**Exercise requirements**
Copy out every record below with complete accuracy.

**Saved data entries**

+++

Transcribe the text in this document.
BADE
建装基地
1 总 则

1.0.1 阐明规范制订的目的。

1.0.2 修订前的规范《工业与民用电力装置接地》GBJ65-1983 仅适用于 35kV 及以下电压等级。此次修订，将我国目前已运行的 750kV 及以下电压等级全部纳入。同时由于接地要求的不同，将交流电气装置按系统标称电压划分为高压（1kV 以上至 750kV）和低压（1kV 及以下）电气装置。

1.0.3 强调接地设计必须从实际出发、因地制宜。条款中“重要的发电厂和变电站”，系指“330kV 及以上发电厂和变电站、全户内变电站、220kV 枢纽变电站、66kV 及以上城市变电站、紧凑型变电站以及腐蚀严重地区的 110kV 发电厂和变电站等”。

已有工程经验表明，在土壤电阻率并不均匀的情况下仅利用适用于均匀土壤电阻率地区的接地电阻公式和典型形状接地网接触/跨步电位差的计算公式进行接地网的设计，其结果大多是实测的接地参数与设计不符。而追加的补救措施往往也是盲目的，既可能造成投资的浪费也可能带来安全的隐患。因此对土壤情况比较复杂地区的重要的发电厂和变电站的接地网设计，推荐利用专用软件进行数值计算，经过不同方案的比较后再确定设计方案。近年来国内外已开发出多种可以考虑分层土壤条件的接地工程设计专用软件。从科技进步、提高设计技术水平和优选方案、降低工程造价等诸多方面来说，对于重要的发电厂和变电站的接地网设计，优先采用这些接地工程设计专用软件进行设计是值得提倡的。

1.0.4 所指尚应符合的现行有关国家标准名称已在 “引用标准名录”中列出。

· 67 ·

+++

**Complete output**
Transcribe the text in this document.
BADE
建装基地
1 总 则

1.0.1 阐明规范制订的目的。

1.0.2 修订前的规范《工业与民用电力装置接地》GBJ65-1983 仅适用于 35kV 及以下电压等级。此次修订，将我国目前已运行的 750kV 及以下电压等级全部纳入。同时由于接地要求的不同，将交流电气装置按系统标称电压划分为高压（1kV 以上至 750kV）和低压（1kV 及以下）电气装置。

1.0.3 强调接地设计必须从实际出发、因地制宜。条款中“重要的发电厂和变电站”，系指“330kV 及以上发电厂和变电站、全户内变电站、220kV 枢纽变电站、66kV 及以上城市变电站、紧凑型变电站以及腐蚀严重地区的 110kV 发电厂和变电站等”。

已有工程经验表明，在土壤电阻率并不均匀的情况下仅利用适用于均匀土壤电阻率地区的接地电阻公式和典型形状接地网接触/跨步电位差的计算公式进行接地网的设计，其结果大多是实测的接地参数与设计不符。而追加的补救措施往往也是盲目的，既可能造成投资的浪费也可能带来安全的隐患。因此对土壤情况比较复杂地区的重要的发电厂和变电站的接地网设计，推荐利用专用软件进行数值计算，经过不同方案的比较后再确定设计方案。近年来国内外已开发出多种可以考虑分层土壤条件的接地工程设计专用软件。从科技进步、提高设计技术水平和优选方案、降低工程造价等诸多方面来说，对于重要的发电厂和变电站的接地网设计，优先采用这些接地工程设计专用软件进行设计是值得提倡的。

1.0.4 所指尚应符合的现行有关国家标准名称已在 “引用标准名录”中列出。

· 67 ·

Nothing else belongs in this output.